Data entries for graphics
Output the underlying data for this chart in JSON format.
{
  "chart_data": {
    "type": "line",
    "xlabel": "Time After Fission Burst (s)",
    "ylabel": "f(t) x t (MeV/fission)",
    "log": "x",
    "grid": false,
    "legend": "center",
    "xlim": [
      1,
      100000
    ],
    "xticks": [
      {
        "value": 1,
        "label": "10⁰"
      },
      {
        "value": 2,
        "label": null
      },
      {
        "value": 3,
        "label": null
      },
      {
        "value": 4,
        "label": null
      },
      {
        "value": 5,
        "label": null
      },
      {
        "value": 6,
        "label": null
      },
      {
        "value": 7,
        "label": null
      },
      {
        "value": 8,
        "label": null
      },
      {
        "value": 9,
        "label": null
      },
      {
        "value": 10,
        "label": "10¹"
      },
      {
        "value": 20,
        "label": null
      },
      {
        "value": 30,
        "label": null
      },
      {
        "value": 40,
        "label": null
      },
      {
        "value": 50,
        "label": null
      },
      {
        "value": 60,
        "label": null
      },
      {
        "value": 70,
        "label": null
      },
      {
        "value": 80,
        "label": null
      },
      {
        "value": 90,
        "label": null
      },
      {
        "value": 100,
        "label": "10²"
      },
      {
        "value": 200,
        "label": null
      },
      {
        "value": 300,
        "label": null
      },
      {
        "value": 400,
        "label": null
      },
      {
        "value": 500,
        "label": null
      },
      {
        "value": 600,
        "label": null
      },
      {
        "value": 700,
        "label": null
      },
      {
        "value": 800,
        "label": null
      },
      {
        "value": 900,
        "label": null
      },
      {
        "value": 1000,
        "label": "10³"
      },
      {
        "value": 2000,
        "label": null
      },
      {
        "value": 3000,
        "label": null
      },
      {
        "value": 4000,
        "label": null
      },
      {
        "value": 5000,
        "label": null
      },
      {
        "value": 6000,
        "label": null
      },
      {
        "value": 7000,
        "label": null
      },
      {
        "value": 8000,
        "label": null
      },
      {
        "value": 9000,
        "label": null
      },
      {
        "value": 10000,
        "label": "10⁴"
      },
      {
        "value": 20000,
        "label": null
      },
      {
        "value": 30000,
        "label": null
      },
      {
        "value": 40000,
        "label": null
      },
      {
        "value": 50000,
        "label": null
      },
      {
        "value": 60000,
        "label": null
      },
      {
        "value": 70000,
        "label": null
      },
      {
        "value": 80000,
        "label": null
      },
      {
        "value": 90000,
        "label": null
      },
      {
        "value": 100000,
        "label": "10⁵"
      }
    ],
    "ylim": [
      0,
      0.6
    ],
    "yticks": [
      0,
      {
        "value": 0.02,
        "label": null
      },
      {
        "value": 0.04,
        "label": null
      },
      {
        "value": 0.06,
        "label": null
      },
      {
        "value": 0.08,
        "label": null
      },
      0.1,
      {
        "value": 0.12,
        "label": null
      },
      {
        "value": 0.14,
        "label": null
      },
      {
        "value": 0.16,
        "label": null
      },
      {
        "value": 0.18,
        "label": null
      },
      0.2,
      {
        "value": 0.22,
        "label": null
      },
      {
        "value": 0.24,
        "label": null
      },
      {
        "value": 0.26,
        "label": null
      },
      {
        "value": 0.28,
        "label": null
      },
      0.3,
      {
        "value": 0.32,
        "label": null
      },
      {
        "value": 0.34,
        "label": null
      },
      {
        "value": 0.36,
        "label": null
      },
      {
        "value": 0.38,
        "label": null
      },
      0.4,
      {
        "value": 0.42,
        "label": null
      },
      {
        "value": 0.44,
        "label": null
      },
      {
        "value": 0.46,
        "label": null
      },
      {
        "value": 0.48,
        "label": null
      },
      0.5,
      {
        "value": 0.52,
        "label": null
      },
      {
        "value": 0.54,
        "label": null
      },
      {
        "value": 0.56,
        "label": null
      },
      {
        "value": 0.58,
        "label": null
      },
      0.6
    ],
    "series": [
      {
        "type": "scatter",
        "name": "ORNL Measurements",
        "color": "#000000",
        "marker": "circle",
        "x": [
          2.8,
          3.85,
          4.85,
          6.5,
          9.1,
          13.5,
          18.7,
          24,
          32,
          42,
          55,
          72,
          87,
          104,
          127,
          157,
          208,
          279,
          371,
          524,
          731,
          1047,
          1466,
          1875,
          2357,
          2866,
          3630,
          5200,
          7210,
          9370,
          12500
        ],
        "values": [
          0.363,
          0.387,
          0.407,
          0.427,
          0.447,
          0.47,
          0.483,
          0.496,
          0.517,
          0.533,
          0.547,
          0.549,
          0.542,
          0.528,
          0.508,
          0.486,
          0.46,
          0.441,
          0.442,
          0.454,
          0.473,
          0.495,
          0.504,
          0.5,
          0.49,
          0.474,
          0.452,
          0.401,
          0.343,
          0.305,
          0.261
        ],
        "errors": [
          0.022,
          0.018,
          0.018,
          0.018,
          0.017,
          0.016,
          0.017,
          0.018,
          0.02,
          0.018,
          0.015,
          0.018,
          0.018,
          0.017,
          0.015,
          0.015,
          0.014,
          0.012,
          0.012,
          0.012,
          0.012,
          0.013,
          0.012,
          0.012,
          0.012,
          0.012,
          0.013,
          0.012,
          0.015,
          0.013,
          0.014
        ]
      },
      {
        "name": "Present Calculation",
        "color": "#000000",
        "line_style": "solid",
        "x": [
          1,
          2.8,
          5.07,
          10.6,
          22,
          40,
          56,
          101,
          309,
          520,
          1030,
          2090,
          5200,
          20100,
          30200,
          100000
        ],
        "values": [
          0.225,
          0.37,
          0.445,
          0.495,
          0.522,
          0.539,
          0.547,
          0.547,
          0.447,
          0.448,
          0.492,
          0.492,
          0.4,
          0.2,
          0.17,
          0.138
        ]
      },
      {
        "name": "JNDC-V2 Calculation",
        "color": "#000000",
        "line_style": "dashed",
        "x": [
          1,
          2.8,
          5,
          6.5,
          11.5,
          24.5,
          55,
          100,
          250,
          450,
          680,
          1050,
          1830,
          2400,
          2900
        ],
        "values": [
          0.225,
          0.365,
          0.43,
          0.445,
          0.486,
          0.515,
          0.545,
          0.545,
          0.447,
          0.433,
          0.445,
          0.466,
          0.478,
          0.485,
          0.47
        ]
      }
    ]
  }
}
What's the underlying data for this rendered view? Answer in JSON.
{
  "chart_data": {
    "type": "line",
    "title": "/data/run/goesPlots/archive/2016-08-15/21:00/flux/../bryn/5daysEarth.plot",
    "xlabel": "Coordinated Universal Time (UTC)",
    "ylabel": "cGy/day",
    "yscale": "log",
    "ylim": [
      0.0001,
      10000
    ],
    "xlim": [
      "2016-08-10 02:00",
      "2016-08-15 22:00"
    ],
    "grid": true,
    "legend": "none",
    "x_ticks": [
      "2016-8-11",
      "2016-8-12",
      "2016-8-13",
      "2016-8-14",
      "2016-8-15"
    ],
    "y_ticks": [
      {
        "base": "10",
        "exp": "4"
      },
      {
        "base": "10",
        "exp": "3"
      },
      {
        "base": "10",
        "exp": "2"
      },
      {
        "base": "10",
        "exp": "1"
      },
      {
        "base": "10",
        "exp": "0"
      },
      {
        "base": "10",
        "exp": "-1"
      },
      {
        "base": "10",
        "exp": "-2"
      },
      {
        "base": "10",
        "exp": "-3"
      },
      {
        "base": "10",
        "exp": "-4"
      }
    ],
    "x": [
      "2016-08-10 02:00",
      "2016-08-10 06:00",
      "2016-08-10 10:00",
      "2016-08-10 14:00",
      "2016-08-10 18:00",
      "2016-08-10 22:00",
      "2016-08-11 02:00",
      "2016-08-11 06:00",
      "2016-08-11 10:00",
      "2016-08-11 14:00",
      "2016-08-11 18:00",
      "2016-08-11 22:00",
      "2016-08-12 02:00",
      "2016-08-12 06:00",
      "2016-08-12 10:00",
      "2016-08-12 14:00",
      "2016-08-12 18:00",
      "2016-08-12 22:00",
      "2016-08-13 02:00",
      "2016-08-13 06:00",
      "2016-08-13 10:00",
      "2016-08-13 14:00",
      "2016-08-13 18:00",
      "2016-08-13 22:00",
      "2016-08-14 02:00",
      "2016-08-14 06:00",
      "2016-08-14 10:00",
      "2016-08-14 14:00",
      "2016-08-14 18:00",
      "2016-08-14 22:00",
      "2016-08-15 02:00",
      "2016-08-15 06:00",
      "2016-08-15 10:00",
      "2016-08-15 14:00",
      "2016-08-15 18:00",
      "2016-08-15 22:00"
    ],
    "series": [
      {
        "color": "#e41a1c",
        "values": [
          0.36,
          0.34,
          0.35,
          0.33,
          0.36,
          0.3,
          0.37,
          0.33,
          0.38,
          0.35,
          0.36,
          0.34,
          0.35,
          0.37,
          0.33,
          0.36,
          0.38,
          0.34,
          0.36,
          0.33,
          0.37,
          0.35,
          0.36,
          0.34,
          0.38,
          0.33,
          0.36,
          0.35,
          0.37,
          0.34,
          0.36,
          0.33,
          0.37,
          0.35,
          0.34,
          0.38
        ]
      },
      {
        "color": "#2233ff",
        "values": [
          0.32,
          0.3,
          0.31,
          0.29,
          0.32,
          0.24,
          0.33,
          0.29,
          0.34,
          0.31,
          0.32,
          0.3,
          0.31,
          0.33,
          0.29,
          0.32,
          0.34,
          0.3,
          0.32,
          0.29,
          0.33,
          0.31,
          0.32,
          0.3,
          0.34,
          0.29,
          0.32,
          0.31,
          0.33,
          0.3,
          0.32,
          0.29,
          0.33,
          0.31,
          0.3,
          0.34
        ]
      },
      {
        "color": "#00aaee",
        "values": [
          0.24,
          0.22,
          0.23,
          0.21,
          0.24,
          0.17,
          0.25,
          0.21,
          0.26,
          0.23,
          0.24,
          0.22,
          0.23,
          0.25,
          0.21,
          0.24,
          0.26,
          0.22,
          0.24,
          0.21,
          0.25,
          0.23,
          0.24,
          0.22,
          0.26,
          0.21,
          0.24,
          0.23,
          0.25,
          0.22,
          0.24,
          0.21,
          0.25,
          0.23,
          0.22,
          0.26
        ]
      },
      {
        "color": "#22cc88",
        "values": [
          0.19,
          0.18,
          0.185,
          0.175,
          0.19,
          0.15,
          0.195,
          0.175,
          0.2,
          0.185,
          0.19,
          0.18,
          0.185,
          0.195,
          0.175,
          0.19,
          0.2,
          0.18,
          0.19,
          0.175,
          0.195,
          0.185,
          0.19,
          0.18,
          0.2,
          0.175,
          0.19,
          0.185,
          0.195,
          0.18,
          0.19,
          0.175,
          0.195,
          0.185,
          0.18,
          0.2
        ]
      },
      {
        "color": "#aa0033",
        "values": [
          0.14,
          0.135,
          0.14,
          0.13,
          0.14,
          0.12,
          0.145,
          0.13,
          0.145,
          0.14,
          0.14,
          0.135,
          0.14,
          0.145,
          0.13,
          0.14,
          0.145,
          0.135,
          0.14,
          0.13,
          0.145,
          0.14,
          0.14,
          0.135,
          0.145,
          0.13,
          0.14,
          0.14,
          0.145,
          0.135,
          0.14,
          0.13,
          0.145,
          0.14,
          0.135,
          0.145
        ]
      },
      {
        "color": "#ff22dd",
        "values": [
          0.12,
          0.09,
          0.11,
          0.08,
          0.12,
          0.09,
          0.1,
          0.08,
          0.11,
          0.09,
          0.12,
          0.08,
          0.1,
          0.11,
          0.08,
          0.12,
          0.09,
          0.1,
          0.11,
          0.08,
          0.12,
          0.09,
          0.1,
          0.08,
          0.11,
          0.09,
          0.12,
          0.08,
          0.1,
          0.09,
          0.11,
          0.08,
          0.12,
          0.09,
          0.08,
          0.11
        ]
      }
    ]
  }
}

Direction: Report how many lines of the entries hold the string "underlying". Provide the number alone.

Response below: 2